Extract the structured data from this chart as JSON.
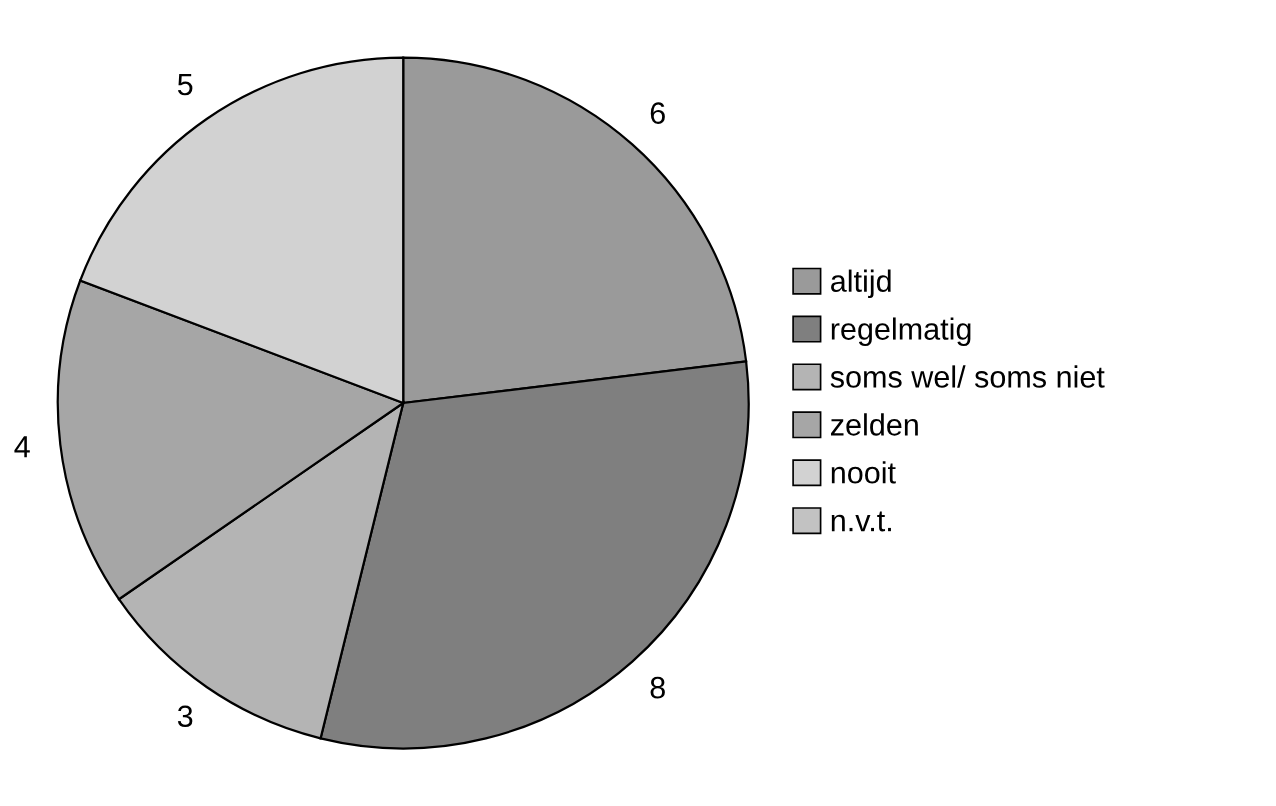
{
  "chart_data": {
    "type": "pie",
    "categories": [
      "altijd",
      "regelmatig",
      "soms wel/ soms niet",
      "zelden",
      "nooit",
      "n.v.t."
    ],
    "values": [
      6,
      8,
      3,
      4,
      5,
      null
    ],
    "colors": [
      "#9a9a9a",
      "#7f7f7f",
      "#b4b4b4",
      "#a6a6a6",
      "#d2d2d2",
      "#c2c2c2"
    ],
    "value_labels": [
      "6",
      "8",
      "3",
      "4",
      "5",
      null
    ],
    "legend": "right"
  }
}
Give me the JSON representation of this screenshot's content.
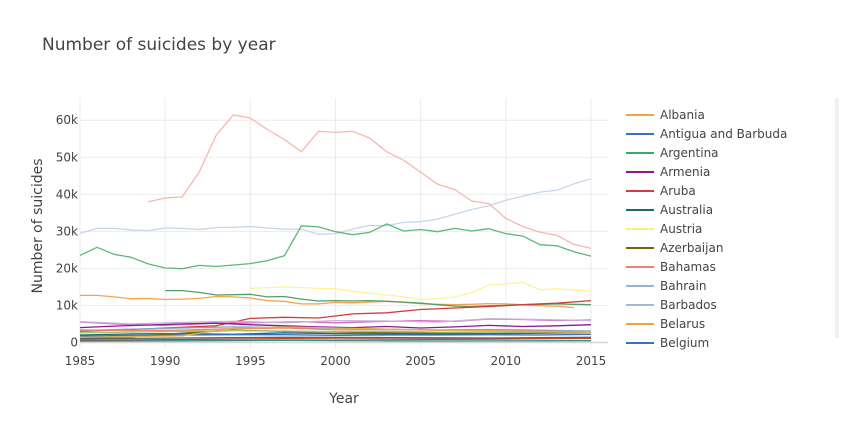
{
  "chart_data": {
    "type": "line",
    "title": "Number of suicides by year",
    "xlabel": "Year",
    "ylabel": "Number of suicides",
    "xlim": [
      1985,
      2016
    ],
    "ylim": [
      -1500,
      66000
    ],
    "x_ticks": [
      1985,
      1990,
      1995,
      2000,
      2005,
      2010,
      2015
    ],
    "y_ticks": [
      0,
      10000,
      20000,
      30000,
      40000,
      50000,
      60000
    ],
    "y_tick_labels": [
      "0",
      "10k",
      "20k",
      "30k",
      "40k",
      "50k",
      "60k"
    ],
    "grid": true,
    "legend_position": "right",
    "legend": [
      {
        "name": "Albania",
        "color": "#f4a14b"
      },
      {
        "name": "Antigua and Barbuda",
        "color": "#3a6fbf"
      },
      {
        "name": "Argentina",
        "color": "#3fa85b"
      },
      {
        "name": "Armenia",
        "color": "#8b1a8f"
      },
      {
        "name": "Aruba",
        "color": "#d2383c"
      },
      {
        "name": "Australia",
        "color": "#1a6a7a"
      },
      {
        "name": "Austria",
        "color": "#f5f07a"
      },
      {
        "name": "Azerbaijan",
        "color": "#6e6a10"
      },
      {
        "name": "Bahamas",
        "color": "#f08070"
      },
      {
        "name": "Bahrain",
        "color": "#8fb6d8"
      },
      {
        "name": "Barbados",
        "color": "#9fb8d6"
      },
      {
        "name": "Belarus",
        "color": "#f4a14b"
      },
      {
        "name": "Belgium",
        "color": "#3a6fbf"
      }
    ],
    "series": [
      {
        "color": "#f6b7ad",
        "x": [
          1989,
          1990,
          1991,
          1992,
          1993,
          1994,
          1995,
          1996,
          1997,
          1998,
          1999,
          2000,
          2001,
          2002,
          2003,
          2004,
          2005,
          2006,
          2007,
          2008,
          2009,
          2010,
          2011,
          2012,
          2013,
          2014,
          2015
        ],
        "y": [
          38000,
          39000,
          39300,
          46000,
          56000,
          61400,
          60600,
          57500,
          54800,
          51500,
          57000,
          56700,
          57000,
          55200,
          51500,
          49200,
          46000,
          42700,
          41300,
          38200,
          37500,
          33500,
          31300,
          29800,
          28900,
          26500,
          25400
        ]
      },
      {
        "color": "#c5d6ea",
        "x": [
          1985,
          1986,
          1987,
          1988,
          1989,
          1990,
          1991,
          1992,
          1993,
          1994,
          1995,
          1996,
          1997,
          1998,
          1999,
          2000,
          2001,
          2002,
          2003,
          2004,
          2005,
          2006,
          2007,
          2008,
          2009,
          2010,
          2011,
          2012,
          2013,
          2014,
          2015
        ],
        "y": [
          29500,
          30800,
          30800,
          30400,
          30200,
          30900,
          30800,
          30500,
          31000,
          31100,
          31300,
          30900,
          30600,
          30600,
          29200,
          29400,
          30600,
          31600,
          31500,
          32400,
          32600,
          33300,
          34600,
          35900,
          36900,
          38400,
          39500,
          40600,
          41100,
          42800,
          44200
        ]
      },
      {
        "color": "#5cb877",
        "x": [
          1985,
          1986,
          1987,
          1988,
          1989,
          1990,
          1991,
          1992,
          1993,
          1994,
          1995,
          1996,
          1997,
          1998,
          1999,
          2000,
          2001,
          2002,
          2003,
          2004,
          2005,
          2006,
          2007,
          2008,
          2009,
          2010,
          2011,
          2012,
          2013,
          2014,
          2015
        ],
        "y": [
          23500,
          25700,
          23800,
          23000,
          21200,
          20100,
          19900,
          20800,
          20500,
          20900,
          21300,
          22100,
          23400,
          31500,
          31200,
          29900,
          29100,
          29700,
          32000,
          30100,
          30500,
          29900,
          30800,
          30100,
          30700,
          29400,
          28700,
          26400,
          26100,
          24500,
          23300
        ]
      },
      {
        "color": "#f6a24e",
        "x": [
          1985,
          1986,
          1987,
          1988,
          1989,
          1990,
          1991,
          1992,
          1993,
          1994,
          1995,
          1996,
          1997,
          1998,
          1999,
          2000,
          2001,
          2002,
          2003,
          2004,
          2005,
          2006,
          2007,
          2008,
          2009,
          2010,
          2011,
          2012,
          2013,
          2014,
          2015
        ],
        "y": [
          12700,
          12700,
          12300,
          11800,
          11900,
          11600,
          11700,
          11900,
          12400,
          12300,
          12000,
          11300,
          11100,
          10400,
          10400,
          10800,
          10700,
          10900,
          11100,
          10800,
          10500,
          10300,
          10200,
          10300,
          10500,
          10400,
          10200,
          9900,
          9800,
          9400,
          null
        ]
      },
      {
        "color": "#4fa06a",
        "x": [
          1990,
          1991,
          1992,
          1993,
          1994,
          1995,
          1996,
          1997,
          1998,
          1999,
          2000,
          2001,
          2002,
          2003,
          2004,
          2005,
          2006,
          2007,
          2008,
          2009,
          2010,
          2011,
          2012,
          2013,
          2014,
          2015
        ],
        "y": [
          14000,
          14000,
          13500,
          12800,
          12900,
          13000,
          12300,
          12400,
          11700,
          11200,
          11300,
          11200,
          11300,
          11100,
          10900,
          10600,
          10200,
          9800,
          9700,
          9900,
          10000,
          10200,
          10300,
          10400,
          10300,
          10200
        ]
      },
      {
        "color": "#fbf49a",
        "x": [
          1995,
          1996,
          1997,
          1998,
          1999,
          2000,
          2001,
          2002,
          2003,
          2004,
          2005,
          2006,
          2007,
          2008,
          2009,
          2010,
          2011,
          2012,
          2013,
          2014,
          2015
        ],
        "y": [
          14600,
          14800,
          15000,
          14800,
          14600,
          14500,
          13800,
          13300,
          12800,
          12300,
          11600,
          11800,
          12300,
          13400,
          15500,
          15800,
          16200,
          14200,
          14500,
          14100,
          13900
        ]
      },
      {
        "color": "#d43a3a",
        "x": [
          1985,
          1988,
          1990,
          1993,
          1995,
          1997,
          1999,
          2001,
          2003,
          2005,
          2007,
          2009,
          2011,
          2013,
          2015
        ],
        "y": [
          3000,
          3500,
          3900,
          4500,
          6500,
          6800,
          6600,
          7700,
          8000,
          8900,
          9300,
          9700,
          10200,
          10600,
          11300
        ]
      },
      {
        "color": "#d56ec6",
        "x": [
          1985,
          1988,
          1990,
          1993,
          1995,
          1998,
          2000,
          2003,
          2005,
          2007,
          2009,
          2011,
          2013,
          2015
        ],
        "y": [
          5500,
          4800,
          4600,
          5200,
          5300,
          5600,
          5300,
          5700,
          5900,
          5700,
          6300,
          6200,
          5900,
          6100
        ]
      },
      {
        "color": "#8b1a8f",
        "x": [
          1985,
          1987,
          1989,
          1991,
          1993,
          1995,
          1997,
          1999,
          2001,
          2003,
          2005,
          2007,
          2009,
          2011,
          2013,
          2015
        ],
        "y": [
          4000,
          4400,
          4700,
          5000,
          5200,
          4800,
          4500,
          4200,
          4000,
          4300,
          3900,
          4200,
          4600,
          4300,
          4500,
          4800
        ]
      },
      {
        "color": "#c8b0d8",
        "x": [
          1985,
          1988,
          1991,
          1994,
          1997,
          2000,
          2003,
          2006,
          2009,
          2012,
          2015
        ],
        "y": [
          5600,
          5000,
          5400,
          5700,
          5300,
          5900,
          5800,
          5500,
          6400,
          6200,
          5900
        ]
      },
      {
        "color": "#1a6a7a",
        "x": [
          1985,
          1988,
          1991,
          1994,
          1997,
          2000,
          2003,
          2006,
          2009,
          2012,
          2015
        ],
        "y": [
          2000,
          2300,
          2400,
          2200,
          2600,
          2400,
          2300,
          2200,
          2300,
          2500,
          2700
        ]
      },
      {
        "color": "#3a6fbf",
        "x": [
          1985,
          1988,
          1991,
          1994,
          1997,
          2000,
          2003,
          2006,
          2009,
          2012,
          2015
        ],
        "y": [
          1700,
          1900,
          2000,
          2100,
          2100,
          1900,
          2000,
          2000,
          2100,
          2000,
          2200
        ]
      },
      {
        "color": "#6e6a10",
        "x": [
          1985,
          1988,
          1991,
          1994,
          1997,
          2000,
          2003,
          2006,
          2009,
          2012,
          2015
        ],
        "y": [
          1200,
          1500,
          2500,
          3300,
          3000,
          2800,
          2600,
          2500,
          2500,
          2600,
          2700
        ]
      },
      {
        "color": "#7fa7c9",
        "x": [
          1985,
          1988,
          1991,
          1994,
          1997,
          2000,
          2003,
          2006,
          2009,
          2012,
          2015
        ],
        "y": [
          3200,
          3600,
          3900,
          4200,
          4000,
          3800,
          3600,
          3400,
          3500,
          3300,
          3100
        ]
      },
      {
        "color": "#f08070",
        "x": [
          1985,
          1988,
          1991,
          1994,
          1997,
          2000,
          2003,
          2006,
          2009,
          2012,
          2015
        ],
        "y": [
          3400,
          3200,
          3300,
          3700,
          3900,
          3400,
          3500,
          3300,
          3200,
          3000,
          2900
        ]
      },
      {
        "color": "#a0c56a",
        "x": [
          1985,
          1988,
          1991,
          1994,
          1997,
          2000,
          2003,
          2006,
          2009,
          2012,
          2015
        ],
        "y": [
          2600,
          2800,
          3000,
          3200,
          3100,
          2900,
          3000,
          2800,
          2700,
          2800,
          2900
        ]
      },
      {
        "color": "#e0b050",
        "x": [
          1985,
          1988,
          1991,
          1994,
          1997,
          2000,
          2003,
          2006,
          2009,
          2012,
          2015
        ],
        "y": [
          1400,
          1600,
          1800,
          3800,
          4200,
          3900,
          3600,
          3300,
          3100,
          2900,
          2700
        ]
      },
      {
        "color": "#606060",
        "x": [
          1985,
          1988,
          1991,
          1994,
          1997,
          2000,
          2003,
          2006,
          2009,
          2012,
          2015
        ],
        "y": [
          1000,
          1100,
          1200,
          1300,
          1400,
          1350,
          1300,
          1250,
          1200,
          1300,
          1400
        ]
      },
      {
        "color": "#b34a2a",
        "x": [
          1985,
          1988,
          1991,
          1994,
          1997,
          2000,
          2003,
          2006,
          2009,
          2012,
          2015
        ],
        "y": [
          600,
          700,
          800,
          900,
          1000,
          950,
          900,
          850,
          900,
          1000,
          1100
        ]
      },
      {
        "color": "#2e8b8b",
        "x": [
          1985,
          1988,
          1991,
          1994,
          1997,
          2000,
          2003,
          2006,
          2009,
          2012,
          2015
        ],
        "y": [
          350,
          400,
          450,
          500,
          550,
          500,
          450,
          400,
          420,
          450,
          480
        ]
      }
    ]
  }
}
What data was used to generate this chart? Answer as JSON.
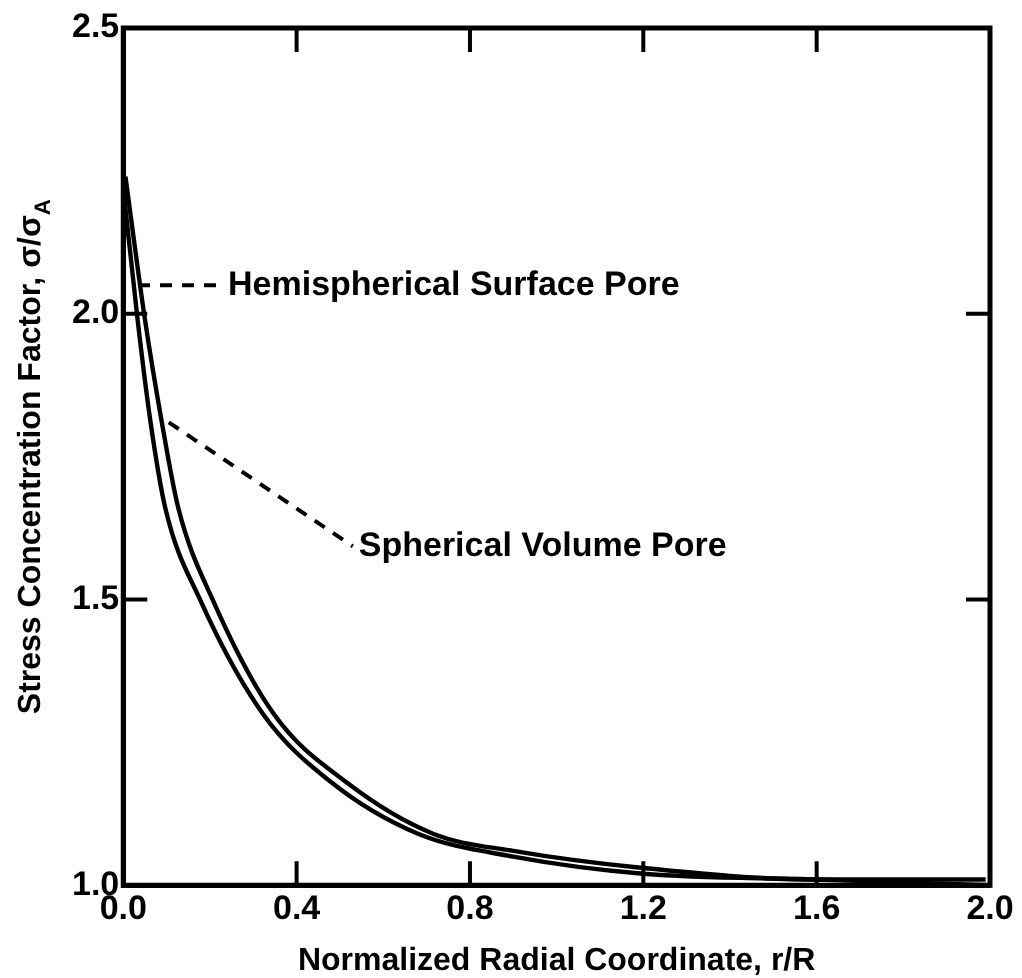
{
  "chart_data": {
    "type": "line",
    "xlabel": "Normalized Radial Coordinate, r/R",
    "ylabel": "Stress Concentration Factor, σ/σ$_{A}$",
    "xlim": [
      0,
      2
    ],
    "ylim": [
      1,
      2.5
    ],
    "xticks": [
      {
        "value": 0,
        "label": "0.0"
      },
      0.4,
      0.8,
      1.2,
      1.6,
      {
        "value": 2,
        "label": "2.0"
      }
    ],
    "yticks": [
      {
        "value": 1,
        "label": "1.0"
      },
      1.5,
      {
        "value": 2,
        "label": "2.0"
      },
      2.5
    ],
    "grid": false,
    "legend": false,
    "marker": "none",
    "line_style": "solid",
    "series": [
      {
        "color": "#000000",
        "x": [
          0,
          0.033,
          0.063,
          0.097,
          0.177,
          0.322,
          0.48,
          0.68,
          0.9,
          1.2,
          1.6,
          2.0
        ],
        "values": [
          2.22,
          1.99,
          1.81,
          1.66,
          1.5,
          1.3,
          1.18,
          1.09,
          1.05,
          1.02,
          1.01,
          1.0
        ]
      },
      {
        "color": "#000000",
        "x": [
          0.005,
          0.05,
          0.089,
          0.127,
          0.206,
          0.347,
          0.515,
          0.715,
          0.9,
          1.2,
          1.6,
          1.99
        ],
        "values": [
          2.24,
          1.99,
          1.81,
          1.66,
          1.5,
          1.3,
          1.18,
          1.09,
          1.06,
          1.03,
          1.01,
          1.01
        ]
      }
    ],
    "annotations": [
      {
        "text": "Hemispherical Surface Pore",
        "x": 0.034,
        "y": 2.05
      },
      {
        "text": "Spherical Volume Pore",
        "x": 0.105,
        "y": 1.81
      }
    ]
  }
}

- **DIRECTION**:
Track down every line of the material containing the string "suicides", and copy it.

- **ANSWER TO THE TASK**:
    "title": "Number of suicides by year",
    "ylabel": "Number of suicides",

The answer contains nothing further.